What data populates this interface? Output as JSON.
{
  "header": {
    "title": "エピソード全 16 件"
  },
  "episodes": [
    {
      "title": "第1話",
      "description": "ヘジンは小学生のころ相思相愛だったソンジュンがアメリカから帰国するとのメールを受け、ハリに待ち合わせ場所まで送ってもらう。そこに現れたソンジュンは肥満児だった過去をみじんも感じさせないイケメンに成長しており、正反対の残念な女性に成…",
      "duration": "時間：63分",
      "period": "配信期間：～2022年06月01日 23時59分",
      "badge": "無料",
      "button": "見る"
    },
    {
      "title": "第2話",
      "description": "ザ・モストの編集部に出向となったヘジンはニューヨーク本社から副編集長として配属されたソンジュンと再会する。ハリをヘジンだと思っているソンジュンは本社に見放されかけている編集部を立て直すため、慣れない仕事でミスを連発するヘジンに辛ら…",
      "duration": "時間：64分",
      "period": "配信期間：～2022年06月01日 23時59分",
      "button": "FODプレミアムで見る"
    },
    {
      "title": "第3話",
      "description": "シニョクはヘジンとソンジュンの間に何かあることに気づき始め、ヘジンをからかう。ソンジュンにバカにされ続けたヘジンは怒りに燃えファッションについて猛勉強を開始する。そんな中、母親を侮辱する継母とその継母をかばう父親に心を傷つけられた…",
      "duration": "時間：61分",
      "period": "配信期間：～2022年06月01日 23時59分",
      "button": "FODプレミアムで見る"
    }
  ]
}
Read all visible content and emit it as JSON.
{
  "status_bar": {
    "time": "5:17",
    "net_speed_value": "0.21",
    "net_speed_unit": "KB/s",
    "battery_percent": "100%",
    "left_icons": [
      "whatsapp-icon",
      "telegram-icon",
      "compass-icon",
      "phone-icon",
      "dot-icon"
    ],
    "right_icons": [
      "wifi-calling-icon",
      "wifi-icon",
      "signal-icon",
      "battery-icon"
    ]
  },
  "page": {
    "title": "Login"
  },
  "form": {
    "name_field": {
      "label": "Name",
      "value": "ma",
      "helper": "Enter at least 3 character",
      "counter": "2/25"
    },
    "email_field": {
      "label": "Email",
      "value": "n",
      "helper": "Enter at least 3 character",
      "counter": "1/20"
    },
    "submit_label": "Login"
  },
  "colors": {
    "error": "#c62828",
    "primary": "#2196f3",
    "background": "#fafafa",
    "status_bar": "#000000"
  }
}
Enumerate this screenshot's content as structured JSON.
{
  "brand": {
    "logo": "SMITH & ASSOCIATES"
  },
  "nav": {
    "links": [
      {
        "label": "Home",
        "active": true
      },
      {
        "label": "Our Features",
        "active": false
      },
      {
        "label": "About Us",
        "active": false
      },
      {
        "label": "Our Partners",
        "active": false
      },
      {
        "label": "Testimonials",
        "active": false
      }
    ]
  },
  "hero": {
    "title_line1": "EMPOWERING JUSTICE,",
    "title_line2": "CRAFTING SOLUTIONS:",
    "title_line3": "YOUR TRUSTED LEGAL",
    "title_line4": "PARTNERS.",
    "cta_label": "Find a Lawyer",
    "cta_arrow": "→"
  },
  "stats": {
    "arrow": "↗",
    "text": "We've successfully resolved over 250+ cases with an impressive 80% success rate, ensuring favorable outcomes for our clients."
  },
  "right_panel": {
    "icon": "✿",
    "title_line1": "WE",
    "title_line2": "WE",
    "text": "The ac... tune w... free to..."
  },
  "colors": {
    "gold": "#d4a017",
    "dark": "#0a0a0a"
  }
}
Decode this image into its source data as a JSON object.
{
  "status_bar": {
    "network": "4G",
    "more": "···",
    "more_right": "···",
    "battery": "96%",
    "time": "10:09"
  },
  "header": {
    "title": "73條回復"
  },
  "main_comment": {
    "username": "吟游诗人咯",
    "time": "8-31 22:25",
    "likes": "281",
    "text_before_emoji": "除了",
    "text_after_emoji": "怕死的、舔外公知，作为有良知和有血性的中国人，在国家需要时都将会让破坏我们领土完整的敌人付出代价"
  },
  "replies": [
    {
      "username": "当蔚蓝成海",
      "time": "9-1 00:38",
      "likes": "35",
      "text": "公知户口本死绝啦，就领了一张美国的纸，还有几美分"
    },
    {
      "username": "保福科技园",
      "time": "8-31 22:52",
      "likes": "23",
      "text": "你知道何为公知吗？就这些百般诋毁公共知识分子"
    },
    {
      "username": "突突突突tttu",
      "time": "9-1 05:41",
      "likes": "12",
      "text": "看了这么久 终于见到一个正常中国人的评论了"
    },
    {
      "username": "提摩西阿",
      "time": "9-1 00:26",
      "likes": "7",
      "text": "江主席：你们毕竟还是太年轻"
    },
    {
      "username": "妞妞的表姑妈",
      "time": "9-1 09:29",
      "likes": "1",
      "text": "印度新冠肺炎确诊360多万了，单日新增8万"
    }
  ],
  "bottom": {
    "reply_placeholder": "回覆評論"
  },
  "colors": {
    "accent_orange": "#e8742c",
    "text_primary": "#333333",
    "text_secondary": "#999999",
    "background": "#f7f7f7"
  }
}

++++

§ **The task**
Return every line of the material exactly.

§ **Solution below**
What data populates this interface? Output as JSON.
{
  "header": {
    "title": "エピソード全 16 件"
  },
  "episodes": [
    {
      "title": "第1話",
      "description": "ヘジンは小学生のころ相思相愛だったソンジュンがアメリカから帰国するとのメールを受け、ハリに待ち合わせ場所まで送ってもらう。そこに現れたソンジュンは肥満児だった過去をみじんも感じさせないイケメンに成長しており、正反対の残念な女性に成…",
      "duration": "時間：63分",
      "period": "配信期間：～2022年06月01日 23時59分",
      "badge": "無料",
      "button": "見る"
    },
    {
      "title": "第2話",
      "description": "ザ・モストの編集部に出向となったヘジンはニューヨーク本社から副編集長として配属されたソンジュンと再会する。ハリをヘジンだと思っているソンジュンは本社に見放されかけている編集部を立て直すため、慣れない仕事でミスを連発するヘジンに辛ら…",
      "duration": "時間：64分",
      "period": "配信期間：～2022年06月01日 23時59分",
      "button": "FODプレミアムで見る"
    },
    {
      "title": "第3話",
      "description": "シニョクはヘジンとソンジュンの間に何かあることに気づき始め、ヘジンをからかう。ソンジュンにバカにされ続けたヘジンは怒りに燃えファッションについて猛勉強を開始する。そんな中、母親を侮辱する継母とその継母をかばう父親に心を傷つけられた…",
      "duration": "時間：61分",
      "period": "配信期間：～2022年06月01日 23時59分",
      "button": "FODプレミアムで見る"
    }
  ]
}
Read all visible content and emit it as JSON.
{
  "status_bar": {
    "time": "5:17",
    "net_speed_value": "0.21",
    "net_speed_unit": "KB/s",
    "battery_percent": "100%",
    "left_icons": [
      "whatsapp-icon",
      "telegram-icon",
      "compass-icon",
      "phone-icon",
      "dot-icon"
    ],
    "right_icons": [
      "wifi-calling-icon",
      "wifi-icon",
      "signal-icon",
      "battery-icon"
    ]
  },
  "page": {
    "title": "Login"
  },
  "form": {
    "name_field": {
      "label": "Name",
      "value": "ma",
      "helper": "Enter at least 3 character",
      "counter": "2/25"
    },
    "email_field": {
      "label": "Email",
      "value": "n",
      "helper": "Enter at least 3 character",
      "counter": "1/20"
    },
    "submit_label": "Login"
  },
  "colors": {
    "error": "#c62828",
    "primary": "#2196f3",
    "background": "#fafafa",
    "status_bar": "#000000"
  }
}
Enumerate this screenshot's content as structured JSON.
{
  "brand": {
    "logo": "SMITH & ASSOCIATES"
  },
  "nav": {
    "links": [
      {
        "label": "Home",
        "active": true
      },
      {
        "label": "Our Features",
        "active": false
      },
      {
        "label": "About Us",
        "active": false
      },
      {
        "label": "Our Partners",
        "active": false
      },
      {
        "label": "Testimonials",
        "active": false
      }
    ]
  },
  "hero": {
    "title_line1": "EMPOWERING JUSTICE,",
    "title_line2": "CRAFTING SOLUTIONS:",
    "title_line3": "YOUR TRUSTED LEGAL",
    "title_line4": "PARTNERS.",
    "cta_label": "Find a Lawyer",
    "cta_arrow": "→"
  },
  "stats": {
    "arrow": "↗",
    "text": "We've successfully resolved over 250+ cases with an impressive 80% success rate, ensuring favorable outcomes for our clients."
  },
  "right_panel": {
    "icon": "✿",
    "title_line1": "WE",
    "title_line2": "WE",
    "text": "The ac... tune w... free to..."
  },
  "colors": {
    "gold": "#d4a017",
    "dark": "#0a0a0a"
  }
}
Decode this image into its source data as a JSON object.
{
  "status_bar": {
    "network": "4G",
    "more": "···",
    "more_right": "···",
    "battery": "96%",
    "time": "10:09"
  },
  "header": {
    "title": "73條回復"
  },
  "main_comment": {
    "username": "吟游诗人咯",
    "time": "8-31 22:25",
    "likes": "281",
    "text_before_emoji": "除了",
    "text_after_emoji": "怕死的、舔外公知，作为有良知和有血性的中国人，在国家需要时都将会让破坏我们领土完整的敌人付出代价"
  },
  "replies": [
    {
      "username": "当蔚蓝成海",
      "time": "9-1 00:38",
      "likes": "35",
      "text": "公知户口本死绝啦，就领了一张美国的纸，还有几美分"
    },
    {
      "username": "保福科技园",
      "time": "8-31 22:52",
      "likes": "23",
      "text": "你知道何为公知吗？就这些百般诋毁公共知识分子"
    },
    {
      "username": "突突突突tttu",
      "time": "9-1 05:41",
      "likes": "12",
      "text": "看了这么久 终于见到一个正常中国人的评论了"
    },
    {
      "username": "提摩西阿",
      "time": "9-1 00:26",
      "likes": "7",
      "text": "江主席：你们毕竟还是太年轻"
    },
    {
      "username": "妞妞的表姑妈",
      "time": "9-1 09:29",
      "likes": "1",
      "text": "印度新冠肺炎确诊360多万了，单日新增8万"
    }
  ],
  "bottom": {
    "reply_placeholder": "回覆評論"
  },
  "colors": {
    "accent_orange": "#e8742c",
    "text_primary": "#333333",
    "text_secondary": "#999999",
    "background": "#f7f7f7"
  }
}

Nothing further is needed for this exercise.